-------- Data supplied --------
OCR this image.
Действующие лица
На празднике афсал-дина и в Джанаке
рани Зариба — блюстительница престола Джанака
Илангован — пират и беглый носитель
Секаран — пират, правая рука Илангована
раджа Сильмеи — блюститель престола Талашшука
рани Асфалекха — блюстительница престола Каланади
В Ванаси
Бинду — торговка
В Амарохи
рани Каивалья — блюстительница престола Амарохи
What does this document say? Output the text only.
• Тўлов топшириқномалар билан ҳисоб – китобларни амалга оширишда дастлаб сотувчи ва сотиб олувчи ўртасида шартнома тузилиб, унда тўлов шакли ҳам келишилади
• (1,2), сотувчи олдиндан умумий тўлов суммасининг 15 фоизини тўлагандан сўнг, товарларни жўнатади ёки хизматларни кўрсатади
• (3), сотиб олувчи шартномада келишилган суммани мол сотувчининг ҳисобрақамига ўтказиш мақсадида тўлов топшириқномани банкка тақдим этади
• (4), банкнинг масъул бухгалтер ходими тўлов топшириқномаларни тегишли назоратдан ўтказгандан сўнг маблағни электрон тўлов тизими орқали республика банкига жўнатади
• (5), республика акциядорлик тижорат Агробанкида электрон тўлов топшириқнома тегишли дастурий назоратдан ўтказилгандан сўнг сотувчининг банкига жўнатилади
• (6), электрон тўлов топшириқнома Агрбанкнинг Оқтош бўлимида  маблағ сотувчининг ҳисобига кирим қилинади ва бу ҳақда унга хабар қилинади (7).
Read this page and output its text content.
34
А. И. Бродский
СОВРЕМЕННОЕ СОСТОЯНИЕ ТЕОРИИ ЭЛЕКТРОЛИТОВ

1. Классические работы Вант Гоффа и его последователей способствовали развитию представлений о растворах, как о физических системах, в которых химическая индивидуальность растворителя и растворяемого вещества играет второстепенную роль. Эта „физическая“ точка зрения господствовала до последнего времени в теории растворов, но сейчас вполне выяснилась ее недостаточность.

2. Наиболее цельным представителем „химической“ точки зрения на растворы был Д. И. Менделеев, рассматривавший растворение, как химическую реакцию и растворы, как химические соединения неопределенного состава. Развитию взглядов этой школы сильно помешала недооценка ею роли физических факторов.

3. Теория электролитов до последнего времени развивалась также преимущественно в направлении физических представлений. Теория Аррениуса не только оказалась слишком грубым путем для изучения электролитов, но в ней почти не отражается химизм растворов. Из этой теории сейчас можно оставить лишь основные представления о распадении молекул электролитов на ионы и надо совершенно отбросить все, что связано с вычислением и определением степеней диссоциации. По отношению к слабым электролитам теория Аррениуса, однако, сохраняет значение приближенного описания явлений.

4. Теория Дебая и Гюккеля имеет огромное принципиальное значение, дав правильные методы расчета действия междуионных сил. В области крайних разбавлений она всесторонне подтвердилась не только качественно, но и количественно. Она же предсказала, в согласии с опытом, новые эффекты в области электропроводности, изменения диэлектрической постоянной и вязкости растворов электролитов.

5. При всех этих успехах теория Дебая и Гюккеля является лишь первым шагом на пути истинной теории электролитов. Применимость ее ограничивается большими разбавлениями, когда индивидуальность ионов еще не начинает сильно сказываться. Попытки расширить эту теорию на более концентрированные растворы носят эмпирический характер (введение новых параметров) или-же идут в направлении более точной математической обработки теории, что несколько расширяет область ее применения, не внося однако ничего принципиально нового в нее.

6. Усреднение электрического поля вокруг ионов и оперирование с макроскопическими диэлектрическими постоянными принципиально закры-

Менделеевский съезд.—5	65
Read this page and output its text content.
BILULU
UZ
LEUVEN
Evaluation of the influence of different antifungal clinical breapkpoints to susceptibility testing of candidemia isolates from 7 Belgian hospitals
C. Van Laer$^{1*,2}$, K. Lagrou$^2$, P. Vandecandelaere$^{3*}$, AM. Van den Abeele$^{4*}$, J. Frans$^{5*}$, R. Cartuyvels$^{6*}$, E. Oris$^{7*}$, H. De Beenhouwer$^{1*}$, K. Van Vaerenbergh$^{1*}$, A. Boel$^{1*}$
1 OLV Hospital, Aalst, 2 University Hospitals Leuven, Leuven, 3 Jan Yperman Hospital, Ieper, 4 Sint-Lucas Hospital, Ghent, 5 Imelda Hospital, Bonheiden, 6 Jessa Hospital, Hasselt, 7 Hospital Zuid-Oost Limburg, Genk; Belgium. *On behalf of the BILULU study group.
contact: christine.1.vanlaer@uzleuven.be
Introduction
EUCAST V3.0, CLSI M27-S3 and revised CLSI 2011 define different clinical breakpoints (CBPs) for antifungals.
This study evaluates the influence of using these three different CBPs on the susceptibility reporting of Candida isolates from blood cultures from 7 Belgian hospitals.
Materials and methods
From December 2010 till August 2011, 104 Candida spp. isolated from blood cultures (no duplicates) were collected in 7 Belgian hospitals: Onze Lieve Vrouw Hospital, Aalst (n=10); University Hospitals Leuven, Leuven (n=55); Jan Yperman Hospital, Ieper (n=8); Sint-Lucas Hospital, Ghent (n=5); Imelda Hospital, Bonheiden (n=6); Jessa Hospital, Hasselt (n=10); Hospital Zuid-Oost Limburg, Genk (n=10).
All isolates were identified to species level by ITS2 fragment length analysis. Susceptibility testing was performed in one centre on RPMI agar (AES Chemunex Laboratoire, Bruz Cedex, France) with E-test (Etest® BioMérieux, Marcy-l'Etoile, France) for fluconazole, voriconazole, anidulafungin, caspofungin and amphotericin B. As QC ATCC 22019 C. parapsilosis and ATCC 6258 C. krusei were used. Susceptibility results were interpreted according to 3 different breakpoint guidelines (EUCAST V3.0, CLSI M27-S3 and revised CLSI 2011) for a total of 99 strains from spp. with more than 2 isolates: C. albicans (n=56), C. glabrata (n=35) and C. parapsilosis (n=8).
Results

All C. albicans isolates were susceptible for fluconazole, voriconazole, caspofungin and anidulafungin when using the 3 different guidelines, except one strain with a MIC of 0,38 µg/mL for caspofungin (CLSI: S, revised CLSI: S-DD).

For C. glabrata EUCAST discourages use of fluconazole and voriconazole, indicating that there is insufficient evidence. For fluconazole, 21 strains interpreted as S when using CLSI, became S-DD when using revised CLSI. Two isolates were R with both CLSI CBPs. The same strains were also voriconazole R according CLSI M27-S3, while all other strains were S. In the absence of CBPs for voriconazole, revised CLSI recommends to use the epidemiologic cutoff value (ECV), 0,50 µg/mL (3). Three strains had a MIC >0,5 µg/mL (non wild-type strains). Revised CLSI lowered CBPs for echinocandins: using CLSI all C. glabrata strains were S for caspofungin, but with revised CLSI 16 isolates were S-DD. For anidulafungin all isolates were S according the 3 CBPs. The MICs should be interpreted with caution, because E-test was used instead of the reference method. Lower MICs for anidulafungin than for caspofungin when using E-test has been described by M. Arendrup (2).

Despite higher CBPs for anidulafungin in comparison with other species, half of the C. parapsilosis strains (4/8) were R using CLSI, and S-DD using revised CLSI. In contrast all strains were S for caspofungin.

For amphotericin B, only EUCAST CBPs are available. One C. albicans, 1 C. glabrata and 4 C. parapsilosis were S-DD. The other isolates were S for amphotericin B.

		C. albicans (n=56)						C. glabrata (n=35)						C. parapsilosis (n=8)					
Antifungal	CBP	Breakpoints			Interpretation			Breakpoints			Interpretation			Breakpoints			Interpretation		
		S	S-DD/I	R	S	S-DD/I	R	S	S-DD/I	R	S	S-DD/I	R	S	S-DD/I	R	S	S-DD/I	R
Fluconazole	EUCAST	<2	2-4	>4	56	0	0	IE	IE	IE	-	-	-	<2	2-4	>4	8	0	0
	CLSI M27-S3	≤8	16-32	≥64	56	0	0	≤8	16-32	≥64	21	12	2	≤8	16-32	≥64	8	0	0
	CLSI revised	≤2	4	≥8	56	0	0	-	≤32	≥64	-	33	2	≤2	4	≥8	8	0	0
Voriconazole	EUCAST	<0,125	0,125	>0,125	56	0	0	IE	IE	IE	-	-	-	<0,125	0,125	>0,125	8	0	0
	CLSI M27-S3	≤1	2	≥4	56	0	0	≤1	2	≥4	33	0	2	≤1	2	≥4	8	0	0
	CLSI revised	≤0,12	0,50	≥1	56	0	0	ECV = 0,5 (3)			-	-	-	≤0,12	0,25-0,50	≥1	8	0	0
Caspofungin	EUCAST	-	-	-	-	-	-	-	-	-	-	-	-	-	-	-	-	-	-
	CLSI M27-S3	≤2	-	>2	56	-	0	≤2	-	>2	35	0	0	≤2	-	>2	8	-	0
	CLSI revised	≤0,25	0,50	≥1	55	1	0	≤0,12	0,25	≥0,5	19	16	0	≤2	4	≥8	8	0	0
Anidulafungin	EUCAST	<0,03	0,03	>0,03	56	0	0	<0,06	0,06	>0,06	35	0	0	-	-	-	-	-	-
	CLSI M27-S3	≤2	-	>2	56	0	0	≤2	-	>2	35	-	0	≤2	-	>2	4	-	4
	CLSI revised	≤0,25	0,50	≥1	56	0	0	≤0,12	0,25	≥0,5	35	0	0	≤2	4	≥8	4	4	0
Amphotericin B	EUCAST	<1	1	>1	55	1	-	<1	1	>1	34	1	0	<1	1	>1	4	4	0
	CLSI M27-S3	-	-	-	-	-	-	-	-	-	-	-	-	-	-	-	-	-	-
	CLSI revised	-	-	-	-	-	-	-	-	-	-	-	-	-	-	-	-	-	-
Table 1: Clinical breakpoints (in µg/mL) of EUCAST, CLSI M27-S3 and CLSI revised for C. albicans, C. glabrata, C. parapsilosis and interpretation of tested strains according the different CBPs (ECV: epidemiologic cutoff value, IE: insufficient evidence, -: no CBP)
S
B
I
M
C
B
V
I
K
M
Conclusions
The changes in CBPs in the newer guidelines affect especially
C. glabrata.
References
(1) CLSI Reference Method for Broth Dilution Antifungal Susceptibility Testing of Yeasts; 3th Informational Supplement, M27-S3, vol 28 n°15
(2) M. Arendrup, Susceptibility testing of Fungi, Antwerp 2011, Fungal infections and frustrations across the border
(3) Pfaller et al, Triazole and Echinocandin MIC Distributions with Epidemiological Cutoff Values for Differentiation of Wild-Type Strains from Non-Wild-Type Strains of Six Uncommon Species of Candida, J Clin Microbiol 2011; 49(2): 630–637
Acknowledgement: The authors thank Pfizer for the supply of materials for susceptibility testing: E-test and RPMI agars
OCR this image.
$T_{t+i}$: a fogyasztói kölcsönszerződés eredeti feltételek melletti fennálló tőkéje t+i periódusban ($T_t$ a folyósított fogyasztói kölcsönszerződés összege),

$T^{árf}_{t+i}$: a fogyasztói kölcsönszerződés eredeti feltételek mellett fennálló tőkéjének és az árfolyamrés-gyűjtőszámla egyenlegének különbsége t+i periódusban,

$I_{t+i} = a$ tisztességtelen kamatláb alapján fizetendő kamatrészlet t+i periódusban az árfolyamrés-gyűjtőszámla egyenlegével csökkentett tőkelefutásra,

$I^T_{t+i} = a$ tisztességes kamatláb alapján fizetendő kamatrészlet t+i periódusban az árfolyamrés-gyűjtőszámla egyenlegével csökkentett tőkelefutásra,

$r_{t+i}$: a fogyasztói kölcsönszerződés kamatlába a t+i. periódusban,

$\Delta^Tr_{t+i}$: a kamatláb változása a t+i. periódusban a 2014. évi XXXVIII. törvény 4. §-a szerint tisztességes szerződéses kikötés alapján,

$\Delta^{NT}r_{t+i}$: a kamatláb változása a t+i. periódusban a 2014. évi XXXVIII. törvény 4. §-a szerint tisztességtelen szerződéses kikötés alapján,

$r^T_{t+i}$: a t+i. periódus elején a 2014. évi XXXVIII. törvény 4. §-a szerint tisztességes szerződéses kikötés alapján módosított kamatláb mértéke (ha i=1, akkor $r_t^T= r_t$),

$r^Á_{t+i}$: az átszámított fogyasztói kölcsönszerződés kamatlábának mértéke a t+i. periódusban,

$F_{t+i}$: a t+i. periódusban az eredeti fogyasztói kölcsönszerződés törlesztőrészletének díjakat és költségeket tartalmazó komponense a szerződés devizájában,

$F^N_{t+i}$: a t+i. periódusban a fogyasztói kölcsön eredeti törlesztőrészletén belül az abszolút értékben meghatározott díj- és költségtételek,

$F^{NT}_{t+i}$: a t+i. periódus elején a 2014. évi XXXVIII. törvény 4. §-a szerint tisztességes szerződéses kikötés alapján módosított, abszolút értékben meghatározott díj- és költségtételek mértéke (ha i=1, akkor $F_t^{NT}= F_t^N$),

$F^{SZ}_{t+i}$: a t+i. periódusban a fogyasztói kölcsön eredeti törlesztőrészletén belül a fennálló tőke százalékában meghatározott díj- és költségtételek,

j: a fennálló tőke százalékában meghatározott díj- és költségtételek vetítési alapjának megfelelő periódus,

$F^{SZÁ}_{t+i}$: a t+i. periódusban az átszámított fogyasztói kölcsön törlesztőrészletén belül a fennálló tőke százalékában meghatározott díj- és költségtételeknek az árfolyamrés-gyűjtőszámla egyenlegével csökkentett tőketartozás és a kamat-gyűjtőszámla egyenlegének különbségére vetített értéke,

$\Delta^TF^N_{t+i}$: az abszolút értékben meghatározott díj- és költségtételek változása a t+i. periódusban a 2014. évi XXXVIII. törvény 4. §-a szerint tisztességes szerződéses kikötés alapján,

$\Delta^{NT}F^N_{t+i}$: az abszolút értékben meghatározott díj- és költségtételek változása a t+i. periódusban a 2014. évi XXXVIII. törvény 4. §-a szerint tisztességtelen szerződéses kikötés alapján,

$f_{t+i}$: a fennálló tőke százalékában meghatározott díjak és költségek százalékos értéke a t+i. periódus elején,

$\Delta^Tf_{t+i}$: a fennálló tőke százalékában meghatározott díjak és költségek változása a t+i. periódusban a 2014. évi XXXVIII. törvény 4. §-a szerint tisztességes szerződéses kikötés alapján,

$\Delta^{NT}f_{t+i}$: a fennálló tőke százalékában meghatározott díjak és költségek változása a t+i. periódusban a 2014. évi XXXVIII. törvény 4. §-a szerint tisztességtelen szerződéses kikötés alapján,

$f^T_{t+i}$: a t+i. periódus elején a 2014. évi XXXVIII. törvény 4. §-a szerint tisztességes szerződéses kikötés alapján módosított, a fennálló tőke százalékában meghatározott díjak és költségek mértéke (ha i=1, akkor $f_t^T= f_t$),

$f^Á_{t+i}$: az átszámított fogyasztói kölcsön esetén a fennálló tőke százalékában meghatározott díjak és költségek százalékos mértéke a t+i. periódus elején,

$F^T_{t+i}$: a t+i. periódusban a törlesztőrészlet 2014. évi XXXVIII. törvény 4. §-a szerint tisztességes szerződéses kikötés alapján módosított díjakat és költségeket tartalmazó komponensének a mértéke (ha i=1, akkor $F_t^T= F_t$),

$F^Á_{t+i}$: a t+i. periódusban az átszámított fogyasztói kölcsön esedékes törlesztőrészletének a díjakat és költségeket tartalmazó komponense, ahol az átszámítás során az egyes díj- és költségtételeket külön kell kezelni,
--------
● **What you will do**
Copy the lines from the entries above in which the word "Дебая" appears.

● **Complete answer**
4. Теория Дебая и Гюккеля имеет огромное принципиальное значение, дав правильные методы расчета действия междуионных сил. В области крайних разбавлений она всесторонне подтвердилась не только качественно, но и количественно. Она же предсказала, в согласии с опытом, новые эффекты в области электропроводности, изменения диэлектрической постоянной и вязкости растворов электролитов.
5. При всех этих успехах теория Дебая и Гюккеля является лишь первым шагом на пути истинной теории электролитов. Применимость ее ограничивается большими разбавлениями, когда индивидуальность ионов еще не начинает сильно сказываться. Попытки расширить эту теорию на более концентрированные растворы носят эмпирический характер (введение новых параметров) или-же идут в направлении более точной математической обработки теории, что несколько расширяет область ее применения, не внося однако ничего принципиально нового в нее.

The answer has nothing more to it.